[start DATASET EXTRACT]

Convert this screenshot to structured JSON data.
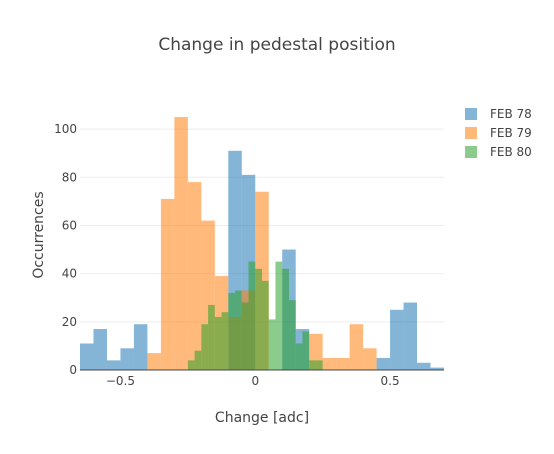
{
  "chart_data": {
    "type": "bar",
    "title": "Change in pedestal position",
    "xlabel": "Change [adc]",
    "ylabel": "Occurrences",
    "xlim": [
      -0.65,
      0.7
    ],
    "ylim": [
      0,
      110
    ],
    "xticks": [
      -0.5,
      0,
      0.5
    ],
    "xtick_labels": [
      "−0.5",
      "0",
      "0.5"
    ],
    "yticks": [
      0,
      20,
      40,
      60,
      80,
      100
    ],
    "ytick_labels": [
      "0",
      "20",
      "40",
      "60",
      "80",
      "100"
    ],
    "grid": true,
    "legend_position": "top-right",
    "barmode": "overlay",
    "series": [
      {
        "name": "FEB 78",
        "color": "#1f77b4",
        "bin_width": 0.05,
        "bins": [
          [
            -0.65,
            11
          ],
          [
            -0.6,
            17
          ],
          [
            -0.55,
            4
          ],
          [
            -0.5,
            9
          ],
          [
            -0.45,
            19
          ],
          [
            -0.4,
            0
          ],
          [
            -0.35,
            0
          ],
          [
            -0.3,
            0
          ],
          [
            -0.25,
            0
          ],
          [
            -0.2,
            0
          ],
          [
            -0.15,
            0
          ],
          [
            -0.1,
            91
          ],
          [
            -0.05,
            81
          ],
          [
            0,
            0
          ],
          [
            0.05,
            0
          ],
          [
            0.1,
            50
          ],
          [
            0.15,
            17
          ],
          [
            0.2,
            0
          ],
          [
            0.25,
            0
          ],
          [
            0.3,
            0
          ],
          [
            0.35,
            0
          ],
          [
            0.4,
            0
          ],
          [
            0.45,
            5
          ],
          [
            0.5,
            25
          ],
          [
            0.55,
            28
          ],
          [
            0.6,
            3
          ],
          [
            0.65,
            1
          ]
        ]
      },
      {
        "name": "FEB 79",
        "color": "#ff7f0e",
        "bin_width": 0.05,
        "bins": [
          [
            -0.4,
            7
          ],
          [
            -0.35,
            71
          ],
          [
            -0.3,
            105
          ],
          [
            -0.25,
            78
          ],
          [
            -0.2,
            62
          ],
          [
            -0.15,
            39
          ],
          [
            -0.1,
            22
          ],
          [
            -0.05,
            33
          ],
          [
            0,
            74
          ],
          [
            0.05,
            0
          ],
          [
            0.1,
            0
          ],
          [
            0.15,
            0
          ],
          [
            0.2,
            15
          ],
          [
            0.25,
            5
          ],
          [
            0.3,
            5
          ],
          [
            0.35,
            19
          ],
          [
            0.4,
            9
          ]
        ]
      },
      {
        "name": "FEB 80",
        "color": "#2ca02c",
        "bin_width": 0.025,
        "bins": [
          [
            -0.25,
            4
          ],
          [
            -0.225,
            8
          ],
          [
            -0.2,
            19
          ],
          [
            -0.175,
            27
          ],
          [
            -0.15,
            22
          ],
          [
            -0.125,
            24
          ],
          [
            -0.1,
            32
          ],
          [
            -0.075,
            33
          ],
          [
            -0.05,
            28
          ],
          [
            -0.025,
            45
          ],
          [
            0,
            42
          ],
          [
            0.025,
            37
          ],
          [
            0.05,
            21
          ],
          [
            0.075,
            45
          ],
          [
            0.1,
            42
          ],
          [
            0.125,
            29
          ],
          [
            0.15,
            11
          ],
          [
            0.175,
            16
          ],
          [
            0.2,
            4
          ],
          [
            0.225,
            4
          ]
        ]
      }
    ]
  }
}
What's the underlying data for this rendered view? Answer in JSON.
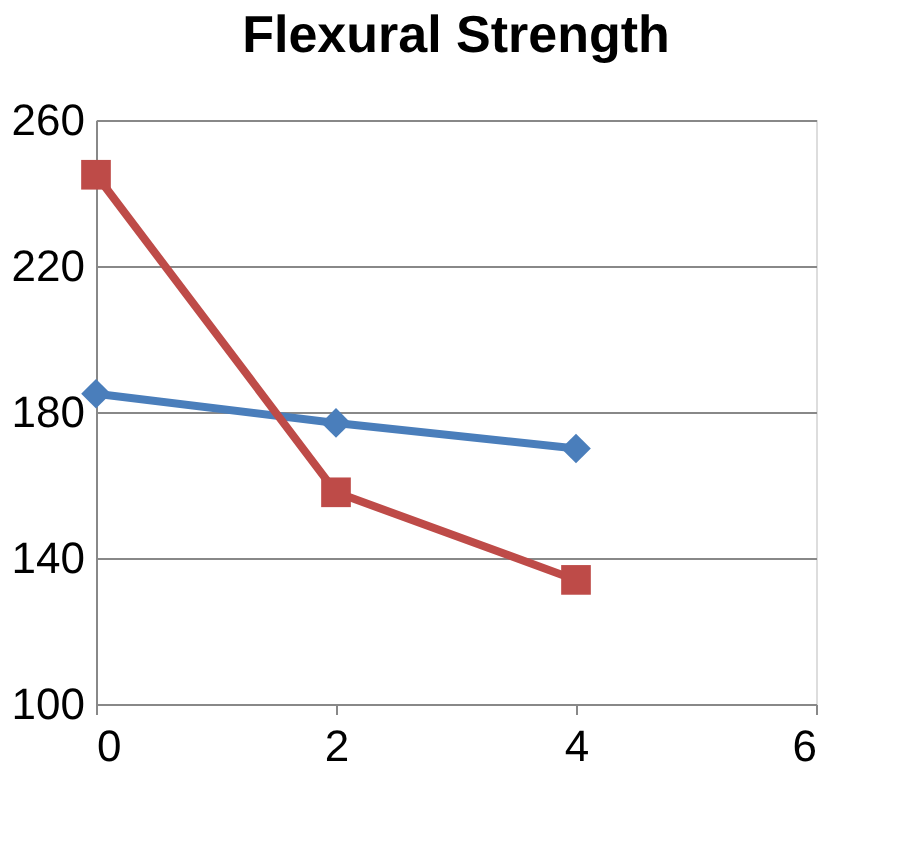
{
  "chart_data": {
    "type": "line",
    "title": "Flexural Strength",
    "x": [
      0,
      2,
      4
    ],
    "series": [
      {
        "color": "#4a7ebb",
        "values": [
          185,
          177,
          170
        ],
        "marker": "diamond"
      },
      {
        "color": "#be4b48",
        "values": [
          245,
          158,
          134
        ],
        "marker": "square"
      }
    ],
    "xlim": [
      0,
      6
    ],
    "xticks": [
      0,
      2,
      4,
      6
    ],
    "ylim": [
      100,
      260
    ],
    "yticks": [
      100,
      140,
      180,
      220,
      260
    ],
    "grid": "y",
    "legend": false,
    "line_style": "solid"
  }
}
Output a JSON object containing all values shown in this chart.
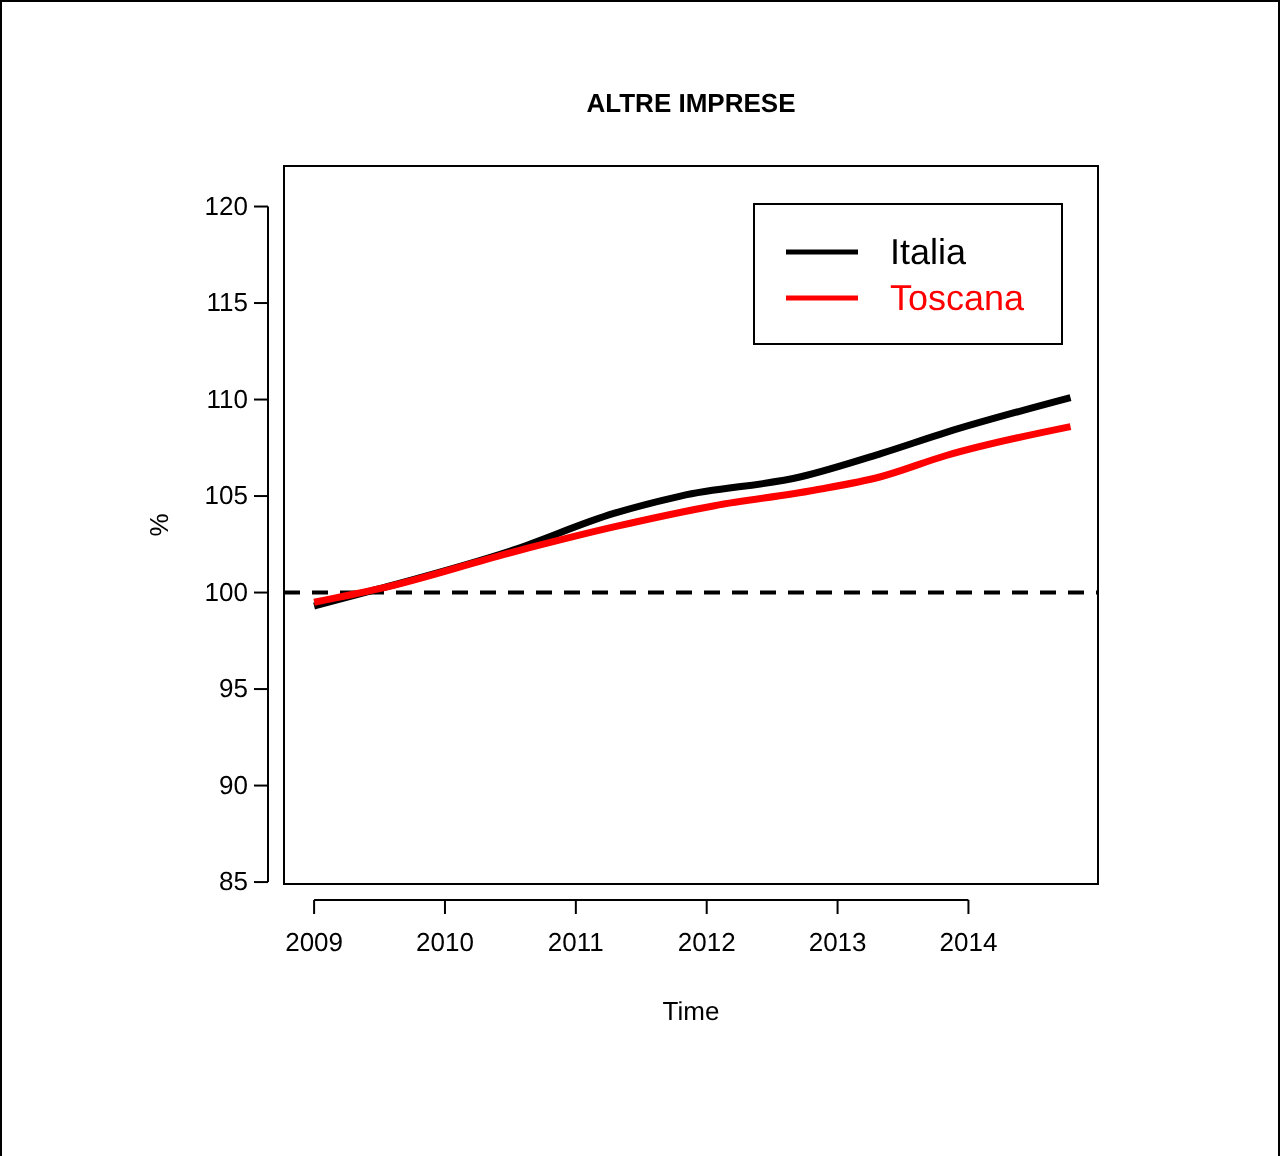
{
  "chart_data": {
    "type": "line",
    "title": "ALTRE IMPRESE",
    "xlabel": "Time",
    "ylabel": "%",
    "xlim": [
      2008.77,
      2014.99
    ],
    "xticks": [
      2009,
      2010,
      2011,
      2012,
      2013,
      2014
    ],
    "ylim": [
      84.9,
      122.1
    ],
    "yticks": [
      85,
      90,
      95,
      100,
      105,
      110,
      115,
      120
    ],
    "series": [
      {
        "name": "Italia",
        "color": "#000000",
        "x": [
          2009.0,
          2009.5,
          2010.52,
          2011.29,
          2011.8,
          2012.72,
          2013.33,
          2013.83,
          2014.78
        ],
        "values": [
          99.3,
          100.2,
          102.2,
          104.1,
          105.0,
          106.0,
          107.2,
          108.3,
          110.1
        ]
      },
      {
        "name": "Toscana",
        "color": "#ff0000",
        "x": [
          2009.0,
          2009.5,
          2010.52,
          2011.29,
          2012.06,
          2012.82,
          2013.33,
          2013.83,
          2014.78
        ],
        "values": [
          99.5,
          100.2,
          102.1,
          103.4,
          104.5,
          105.3,
          106.0,
          107.1,
          108.6
        ]
      }
    ],
    "ref_lines": [
      {
        "axis": "y",
        "value": 100,
        "color": "#000000",
        "line_style": "dashed"
      }
    ],
    "legend": "top right",
    "line_style": "solid",
    "marker": "none",
    "grid": false
  }
}
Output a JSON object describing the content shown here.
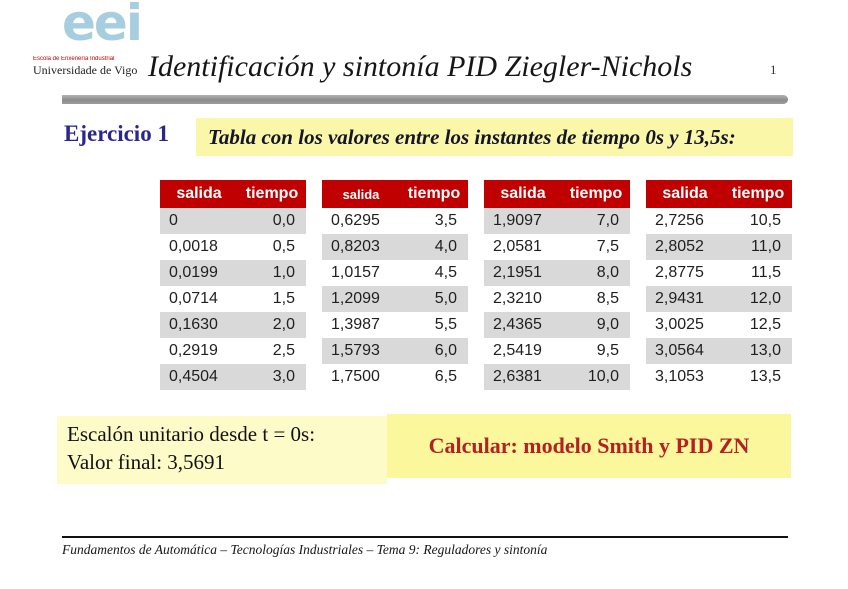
{
  "header": {
    "logo_text": "eei",
    "logo_sub1": "Escola de Enxeñería Industrial",
    "logo_sub2": "Universidade de Vigo",
    "title": "Identificación y sintonía PID Ziegler-Nichols",
    "page_number": "1"
  },
  "exercise": {
    "label": "Ejercicio 1",
    "statement": "Tabla con los valores entre los instantes de tiempo 0s y 13,5s:"
  },
  "tables": {
    "columns": [
      "salida",
      "tiempo"
    ],
    "groups": [
      {
        "rows": [
          [
            "0",
            "0,0"
          ],
          [
            "0,0018",
            "0,5"
          ],
          [
            "0,0199",
            "1,0"
          ],
          [
            "0,0714",
            "1,5"
          ],
          [
            "0,1630",
            "2,0"
          ],
          [
            "0,2919",
            "2,5"
          ],
          [
            "0,4504",
            "3,0"
          ]
        ]
      },
      {
        "rows": [
          [
            "0,6295",
            "3,5"
          ],
          [
            "0,8203",
            "4,0"
          ],
          [
            "1,0157",
            "4,5"
          ],
          [
            "1,2099",
            "5,0"
          ],
          [
            "1,3987",
            "5,5"
          ],
          [
            "1,5793",
            "6,0"
          ],
          [
            "1,7500",
            "6,5"
          ]
        ]
      },
      {
        "rows": [
          [
            "1,9097",
            "7,0"
          ],
          [
            "2,0581",
            "7,5"
          ],
          [
            "2,1951",
            "8,0"
          ],
          [
            "2,3210",
            "8,5"
          ],
          [
            "2,4365",
            "9,0"
          ],
          [
            "2,5419",
            "9,5"
          ],
          [
            "2,6381",
            "10,0"
          ]
        ]
      },
      {
        "rows": [
          [
            "2,7256",
            "10,5"
          ],
          [
            "2,8052",
            "11,0"
          ],
          [
            "2,8775",
            "11,5"
          ],
          [
            "2,9431",
            "12,0"
          ],
          [
            "3,0025",
            "12,5"
          ],
          [
            "3,0564",
            "13,0"
          ],
          [
            "3,1053",
            "13,5"
          ]
        ]
      }
    ]
  },
  "notes": {
    "step_line1": "Escalón unitario desde t = 0s:",
    "step_line2": "Valor final: 3,5691",
    "task": "Calcular: modelo Smith y PID ZN"
  },
  "footer": {
    "text": "Fundamentos de Automática – Tecnologías Industriales – Tema 9: Reguladores y sintonía"
  },
  "colors": {
    "table_header_bg": "#C00000",
    "row_alt_bg": "#D9D9D9",
    "exercise_label_color": "#28288C",
    "task_text_color": "#B22222",
    "highlight_statement": "#FBF7A8",
    "highlight_note_left": "#FDFBC8",
    "highlight_note_right": "#FBF79D",
    "logo_blue": "#A6CEDE"
  }
}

[end DATASET EXTRACT]

Find the string "object" in the listing and return every line that holds it.

Output a JSON object containing all values shown in this chart.
Output a JSON object describing the content shown here.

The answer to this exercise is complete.